TASK DESCRIPTION :: Repeat each record exactly as written, and drop any images.

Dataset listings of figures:
---*---

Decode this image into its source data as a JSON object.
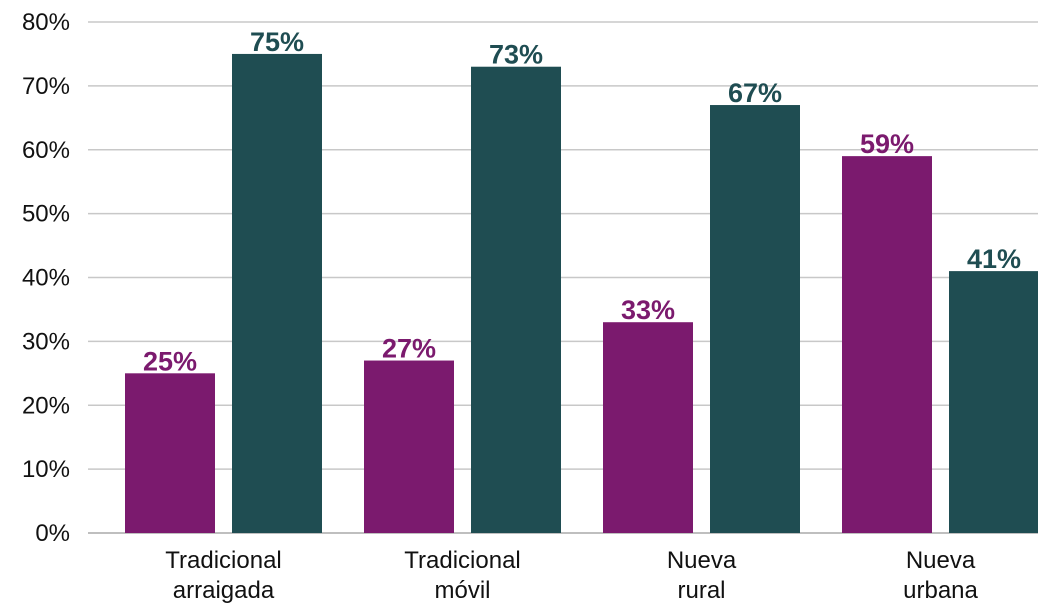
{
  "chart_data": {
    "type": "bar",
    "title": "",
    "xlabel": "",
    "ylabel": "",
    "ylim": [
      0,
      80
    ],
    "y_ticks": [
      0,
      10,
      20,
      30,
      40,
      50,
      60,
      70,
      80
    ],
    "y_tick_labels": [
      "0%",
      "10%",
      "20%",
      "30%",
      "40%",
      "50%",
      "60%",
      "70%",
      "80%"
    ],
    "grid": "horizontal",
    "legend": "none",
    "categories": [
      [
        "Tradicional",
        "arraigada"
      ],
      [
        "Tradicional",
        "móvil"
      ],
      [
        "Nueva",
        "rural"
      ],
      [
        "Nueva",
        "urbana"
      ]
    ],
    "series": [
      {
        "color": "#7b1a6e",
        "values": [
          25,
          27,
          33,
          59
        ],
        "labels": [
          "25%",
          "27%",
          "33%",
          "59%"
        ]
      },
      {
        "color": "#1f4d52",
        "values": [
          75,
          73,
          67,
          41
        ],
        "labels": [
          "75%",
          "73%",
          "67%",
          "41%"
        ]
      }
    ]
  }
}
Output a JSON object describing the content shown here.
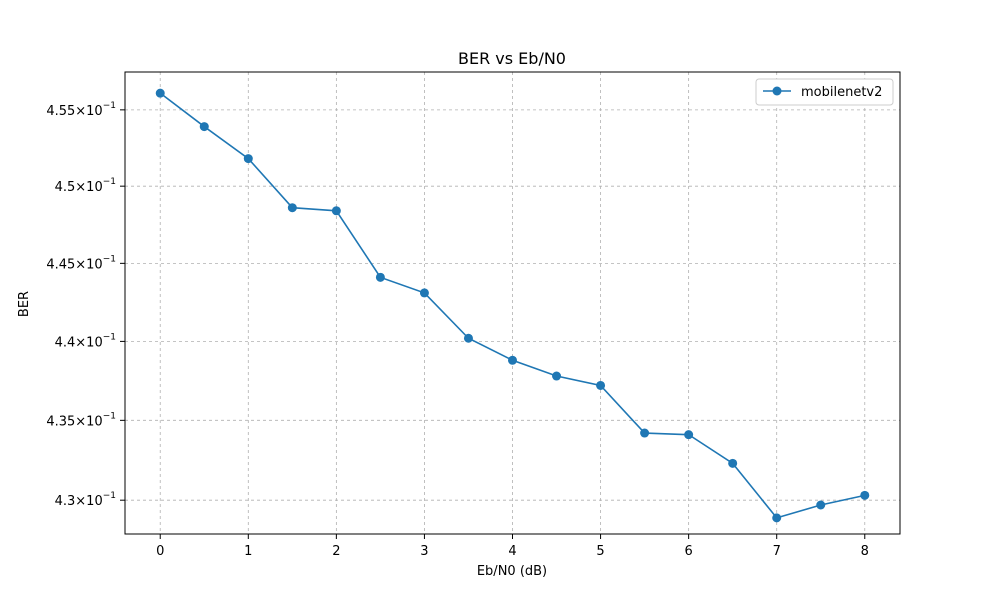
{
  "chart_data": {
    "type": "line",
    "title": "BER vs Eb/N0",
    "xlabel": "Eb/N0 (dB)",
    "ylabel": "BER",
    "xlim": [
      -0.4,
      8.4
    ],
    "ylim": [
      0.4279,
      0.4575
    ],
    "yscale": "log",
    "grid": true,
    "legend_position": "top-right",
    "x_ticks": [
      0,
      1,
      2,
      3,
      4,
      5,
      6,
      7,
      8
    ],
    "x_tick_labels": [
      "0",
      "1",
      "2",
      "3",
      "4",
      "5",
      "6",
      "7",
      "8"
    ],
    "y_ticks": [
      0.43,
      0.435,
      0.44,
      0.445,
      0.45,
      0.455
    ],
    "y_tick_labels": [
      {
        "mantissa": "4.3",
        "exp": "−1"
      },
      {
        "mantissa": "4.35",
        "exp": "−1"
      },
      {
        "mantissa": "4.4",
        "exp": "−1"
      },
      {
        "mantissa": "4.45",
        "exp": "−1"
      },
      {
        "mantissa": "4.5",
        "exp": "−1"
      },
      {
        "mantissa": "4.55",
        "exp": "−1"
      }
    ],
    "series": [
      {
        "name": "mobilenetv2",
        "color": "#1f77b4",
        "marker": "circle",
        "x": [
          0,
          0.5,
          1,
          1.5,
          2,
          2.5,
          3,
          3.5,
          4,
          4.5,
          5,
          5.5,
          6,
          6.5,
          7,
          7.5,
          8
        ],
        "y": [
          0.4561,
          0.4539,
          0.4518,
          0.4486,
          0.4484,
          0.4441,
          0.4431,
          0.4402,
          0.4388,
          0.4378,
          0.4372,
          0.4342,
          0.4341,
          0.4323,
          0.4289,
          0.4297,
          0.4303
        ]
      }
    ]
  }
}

---*---

REPLY TO THE TASK ::
Decode this image into its source data as a JSON object.
{
  "chart_data": {
    "type": "bar",
    "title": "",
    "xlabel": "",
    "ylabel": "",
    "ylim": [
      0,
      80
    ],
    "y_ticks": [
      0,
      10,
      20,
      30,
      40,
      50,
      60,
      70,
      80
    ],
    "y_tick_labels": [
      "0%",
      "10%",
      "20%",
      "30%",
      "40%",
      "50%",
      "60%",
      "70%",
      "80%"
    ],
    "grid": "horizontal",
    "legend": "none",
    "categories": [
      [
        "Tradicional",
        "arraigada"
      ],
      [
        "Tradicional",
        "móvil"
      ],
      [
        "Nueva",
        "rural"
      ],
      [
        "Nueva",
        "urbana"
      ]
    ],
    "series": [
      {
        "color": "#7b1a6e",
        "values": [
          25,
          27,
          33,
          59
        ],
        "labels": [
          "25%",
          "27%",
          "33%",
          "59%"
        ]
      },
      {
        "color": "#1f4d52",
        "values": [
          75,
          73,
          67,
          41
        ],
        "labels": [
          "75%",
          "73%",
          "67%",
          "41%"
        ]
      }
    ]
  }
}
Output a JSON object describing the content shown here.
{
  "chart_data": {
    "type": "line",
    "title": "BER vs Eb/N0",
    "xlabel": "Eb/N0 (dB)",
    "ylabel": "BER",
    "xlim": [
      -0.4,
      8.4
    ],
    "ylim": [
      0.4279,
      0.4575
    ],
    "yscale": "log",
    "grid": true,
    "legend_position": "top-right",
    "x_ticks": [
      0,
      1,
      2,
      3,
      4,
      5,
      6,
      7,
      8
    ],
    "x_tick_labels": [
      "0",
      "1",
      "2",
      "3",
      "4",
      "5",
      "6",
      "7",
      "8"
    ],
    "y_ticks": [
      0.43,
      0.435,
      0.44,
      0.445,
      0.45,
      0.455
    ],
    "y_tick_labels": [
      {
        "mantissa": "4.3",
        "exp": "−1"
      },
      {
        "mantissa": "4.35",
        "exp": "−1"
      },
      {
        "mantissa": "4.4",
        "exp": "−1"
      },
      {
        "mantissa": "4.45",
        "exp": "−1"
      },
      {
        "mantissa": "4.5",
        "exp": "−1"
      },
      {
        "mantissa": "4.55",
        "exp": "−1"
      }
    ],
    "series": [
      {
        "name": "mobilenetv2",
        "color": "#1f77b4",
        "marker": "circle",
        "x": [
          0,
          0.5,
          1,
          1.5,
          2,
          2.5,
          3,
          3.5,
          4,
          4.5,
          5,
          5.5,
          6,
          6.5,
          7,
          7.5,
          8
        ],
        "y": [
          0.4561,
          0.4539,
          0.4518,
          0.4486,
          0.4484,
          0.4441,
          0.4431,
          0.4402,
          0.4388,
          0.4378,
          0.4372,
          0.4342,
          0.4341,
          0.4323,
          0.4289,
          0.4297,
          0.4303
        ]
      }
    ]
  }
}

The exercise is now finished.